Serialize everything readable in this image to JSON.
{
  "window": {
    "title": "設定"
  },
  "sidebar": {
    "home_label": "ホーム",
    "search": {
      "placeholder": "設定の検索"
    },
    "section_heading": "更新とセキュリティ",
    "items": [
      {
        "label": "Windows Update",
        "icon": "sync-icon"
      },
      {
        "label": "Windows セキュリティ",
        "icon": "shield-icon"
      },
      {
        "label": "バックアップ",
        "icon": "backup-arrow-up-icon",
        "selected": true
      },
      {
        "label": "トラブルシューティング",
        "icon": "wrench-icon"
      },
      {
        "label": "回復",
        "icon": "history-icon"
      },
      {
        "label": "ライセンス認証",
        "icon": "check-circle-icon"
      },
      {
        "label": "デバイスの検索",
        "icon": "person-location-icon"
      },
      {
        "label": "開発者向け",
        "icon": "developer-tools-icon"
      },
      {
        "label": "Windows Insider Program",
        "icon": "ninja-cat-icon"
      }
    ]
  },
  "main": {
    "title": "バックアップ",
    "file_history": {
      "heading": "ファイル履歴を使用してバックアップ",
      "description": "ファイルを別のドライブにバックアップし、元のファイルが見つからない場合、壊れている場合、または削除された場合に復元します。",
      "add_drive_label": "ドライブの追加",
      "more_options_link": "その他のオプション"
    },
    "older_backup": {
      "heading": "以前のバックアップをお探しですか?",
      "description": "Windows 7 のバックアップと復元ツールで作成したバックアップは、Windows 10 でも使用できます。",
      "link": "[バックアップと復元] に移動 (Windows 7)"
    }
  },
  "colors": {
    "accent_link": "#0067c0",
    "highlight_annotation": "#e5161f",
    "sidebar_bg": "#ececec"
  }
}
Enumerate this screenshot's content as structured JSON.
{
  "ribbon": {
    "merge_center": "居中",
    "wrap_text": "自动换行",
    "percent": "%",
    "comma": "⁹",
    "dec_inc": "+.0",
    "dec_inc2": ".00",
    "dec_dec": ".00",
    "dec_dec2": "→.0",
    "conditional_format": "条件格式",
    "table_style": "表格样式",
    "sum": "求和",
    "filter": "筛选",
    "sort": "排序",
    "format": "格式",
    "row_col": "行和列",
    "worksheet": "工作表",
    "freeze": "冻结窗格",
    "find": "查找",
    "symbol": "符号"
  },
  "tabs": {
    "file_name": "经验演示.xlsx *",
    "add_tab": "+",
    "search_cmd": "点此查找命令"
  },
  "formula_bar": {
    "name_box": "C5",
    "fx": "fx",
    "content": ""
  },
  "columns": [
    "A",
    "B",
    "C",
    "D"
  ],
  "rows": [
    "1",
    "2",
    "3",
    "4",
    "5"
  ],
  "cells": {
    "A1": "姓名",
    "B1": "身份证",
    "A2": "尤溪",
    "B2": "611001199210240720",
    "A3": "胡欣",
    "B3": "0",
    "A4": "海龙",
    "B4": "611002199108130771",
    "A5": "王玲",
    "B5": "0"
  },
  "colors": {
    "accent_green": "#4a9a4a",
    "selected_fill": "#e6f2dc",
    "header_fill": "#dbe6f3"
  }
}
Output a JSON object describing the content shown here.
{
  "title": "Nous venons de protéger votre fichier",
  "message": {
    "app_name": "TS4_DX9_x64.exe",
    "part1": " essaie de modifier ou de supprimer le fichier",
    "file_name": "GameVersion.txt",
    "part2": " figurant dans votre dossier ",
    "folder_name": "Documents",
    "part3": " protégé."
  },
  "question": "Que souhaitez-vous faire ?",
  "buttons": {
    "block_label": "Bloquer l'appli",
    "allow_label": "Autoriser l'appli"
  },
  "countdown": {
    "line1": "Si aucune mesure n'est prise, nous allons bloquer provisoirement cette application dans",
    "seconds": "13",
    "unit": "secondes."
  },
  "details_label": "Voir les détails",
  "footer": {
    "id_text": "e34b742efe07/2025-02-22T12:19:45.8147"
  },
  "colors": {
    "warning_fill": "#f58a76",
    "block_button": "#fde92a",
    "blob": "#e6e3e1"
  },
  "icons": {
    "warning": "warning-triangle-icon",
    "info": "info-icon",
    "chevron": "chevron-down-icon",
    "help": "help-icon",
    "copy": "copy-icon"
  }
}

Task requirements >> All of the data needs to be printed once more, exactly.

The answer >>
Serialize everything readable in this image to JSON.
{
  "window": {
    "title": "設定"
  },
  "sidebar": {
    "home_label": "ホーム",
    "search": {
      "placeholder": "設定の検索"
    },
    "section_heading": "更新とセキュリティ",
    "items": [
      {
        "label": "Windows Update",
        "icon": "sync-icon"
      },
      {
        "label": "Windows セキュリティ",
        "icon": "shield-icon"
      },
      {
        "label": "バックアップ",
        "icon": "backup-arrow-up-icon",
        "selected": true
      },
      {
        "label": "トラブルシューティング",
        "icon": "wrench-icon"
      },
      {
        "label": "回復",
        "icon": "history-icon"
      },
      {
        "label": "ライセンス認証",
        "icon": "check-circle-icon"
      },
      {
        "label": "デバイスの検索",
        "icon": "person-location-icon"
      },
      {
        "label": "開発者向け",
        "icon": "developer-tools-icon"
      },
      {
        "label": "Windows Insider Program",
        "icon": "ninja-cat-icon"
      }
    ]
  },
  "main": {
    "title": "バックアップ",
    "file_history": {
      "heading": "ファイル履歴を使用してバックアップ",
      "description": "ファイルを別のドライブにバックアップし、元のファイルが見つからない場合、壊れている場合、または削除された場合に復元します。",
      "add_drive_label": "ドライブの追加",
      "more_options_link": "その他のオプション"
    },
    "older_backup": {
      "heading": "以前のバックアップをお探しですか?",
      "description": "Windows 7 のバックアップと復元ツールで作成したバックアップは、Windows 10 でも使用できます。",
      "link": "[バックアップと復元] に移動 (Windows 7)"
    }
  },
  "colors": {
    "accent_link": "#0067c0",
    "highlight_annotation": "#e5161f",
    "sidebar_bg": "#ececec"
  }
}
Enumerate this screenshot's content as structured JSON.
{
  "ribbon": {
    "merge_center": "居中",
    "wrap_text": "自动换行",
    "percent": "%",
    "comma": "⁹",
    "dec_inc": "+.0",
    "dec_inc2": ".00",
    "dec_dec": ".00",
    "dec_dec2": "→.0",
    "conditional_format": "条件格式",
    "table_style": "表格样式",
    "sum": "求和",
    "filter": "筛选",
    "sort": "排序",
    "format": "格式",
    "row_col": "行和列",
    "worksheet": "工作表",
    "freeze": "冻结窗格",
    "find": "查找",
    "symbol": "符号"
  },
  "tabs": {
    "file_name": "经验演示.xlsx *",
    "add_tab": "+",
    "search_cmd": "点此查找命令"
  },
  "formula_bar": {
    "name_box": "C5",
    "fx": "fx",
    "content": ""
  },
  "columns": [
    "A",
    "B",
    "C",
    "D"
  ],
  "rows": [
    "1",
    "2",
    "3",
    "4",
    "5"
  ],
  "cells": {
    "A1": "姓名",
    "B1": "身份证",
    "A2": "尤溪",
    "B2": "611001199210240720",
    "A3": "胡欣",
    "B3": "0",
    "A4": "海龙",
    "B4": "611002199108130771",
    "A5": "王玲",
    "B5": "0"
  },
  "colors": {
    "accent_green": "#4a9a4a",
    "selected_fill": "#e6f2dc",
    "header_fill": "#dbe6f3"
  }
}
Output a JSON object describing the content shown here.
{
  "title": "Nous venons de protéger votre fichier",
  "message": {
    "app_name": "TS4_DX9_x64.exe",
    "part1": " essaie de modifier ou de supprimer le fichier",
    "file_name": "GameVersion.txt",
    "part2": " figurant dans votre dossier ",
    "folder_name": "Documents",
    "part3": " protégé."
  },
  "question": "Que souhaitez-vous faire ?",
  "buttons": {
    "block_label": "Bloquer l'appli",
    "allow_label": "Autoriser l'appli"
  },
  "countdown": {
    "line1": "Si aucune mesure n'est prise, nous allons bloquer provisoirement cette application dans",
    "seconds": "13",
    "unit": "secondes."
  },
  "details_label": "Voir les détails",
  "footer": {
    "id_text": "e34b742efe07/2025-02-22T12:19:45.8147"
  },
  "colors": {
    "warning_fill": "#f58a76",
    "block_button": "#fde92a",
    "blob": "#e6e3e1"
  },
  "icons": {
    "warning": "warning-triangle-icon",
    "info": "info-icon",
    "chevron": "chevron-down-icon",
    "help": "help-icon",
    "copy": "copy-icon"
  }
}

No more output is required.